Each line of the material below should be reproduced exactly.

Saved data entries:
━━━━━━━━
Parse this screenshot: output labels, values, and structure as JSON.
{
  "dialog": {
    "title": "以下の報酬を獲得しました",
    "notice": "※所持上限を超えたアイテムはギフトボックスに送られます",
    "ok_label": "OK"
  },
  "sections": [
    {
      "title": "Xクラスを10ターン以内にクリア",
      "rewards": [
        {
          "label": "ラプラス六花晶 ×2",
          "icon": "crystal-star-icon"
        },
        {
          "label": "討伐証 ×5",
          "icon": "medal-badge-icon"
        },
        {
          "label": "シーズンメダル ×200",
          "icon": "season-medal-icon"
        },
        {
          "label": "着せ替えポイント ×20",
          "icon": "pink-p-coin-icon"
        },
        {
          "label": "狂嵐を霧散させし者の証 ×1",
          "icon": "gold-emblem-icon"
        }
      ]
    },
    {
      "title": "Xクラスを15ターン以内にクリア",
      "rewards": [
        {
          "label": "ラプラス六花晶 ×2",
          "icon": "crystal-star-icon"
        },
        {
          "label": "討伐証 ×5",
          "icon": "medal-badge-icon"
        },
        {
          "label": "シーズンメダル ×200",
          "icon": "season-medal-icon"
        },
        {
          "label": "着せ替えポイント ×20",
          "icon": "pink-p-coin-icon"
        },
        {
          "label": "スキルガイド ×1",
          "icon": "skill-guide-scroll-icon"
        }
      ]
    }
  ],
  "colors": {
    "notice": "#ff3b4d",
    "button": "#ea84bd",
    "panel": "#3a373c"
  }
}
━━━━━━━━
TASK RESULT:
Parse this screenshot: output labels, values, and structure as JSON.
{
  "dialog": {
    "title": "以下の報酬を獲得しました",
    "notice": "※所持上限を超えたアイテムはギフトボックスに送られます",
    "ok_label": "OK"
  },
  "sections": [
    {
      "title": "Xクラスを10ターン以内にクリア",
      "rewards": [
        {
          "label": "ラプラス六花晶 ×2",
          "icon": "crystal-star-icon"
        },
        {
          "label": "討伐証 ×5",
          "icon": "medal-badge-icon"
        },
        {
          "label": "シーズンメダル ×200",
          "icon": "season-medal-icon"
        },
        {
          "label": "着せ替えポイント ×20",
          "icon": "pink-p-coin-icon"
        },
        {
          "label": "狂嵐を霧散させし者の証 ×1",
          "icon": "gold-emblem-icon"
        }
      ]
    },
    {
      "title": "Xクラスを15ターン以内にクリア",
      "rewards": [
        {
          "label": "ラプラス六花晶 ×2",
          "icon": "crystal-star-icon"
        },
        {
          "label": "討伐証 ×5",
          "icon": "medal-badge-icon"
        },
        {
          "label": "シーズンメダル ×200",
          "icon": "season-medal-icon"
        },
        {
          "label": "着せ替えポイント ×20",
          "icon": "pink-p-coin-icon"
        },
        {
          "label": "スキルガイド ×1",
          "icon": "skill-guide-scroll-icon"
        }
      ]
    }
  ],
  "colors": {
    "notice": "#ff3b4d",
    "button": "#ea84bd",
    "panel": "#3a373c"
  }
}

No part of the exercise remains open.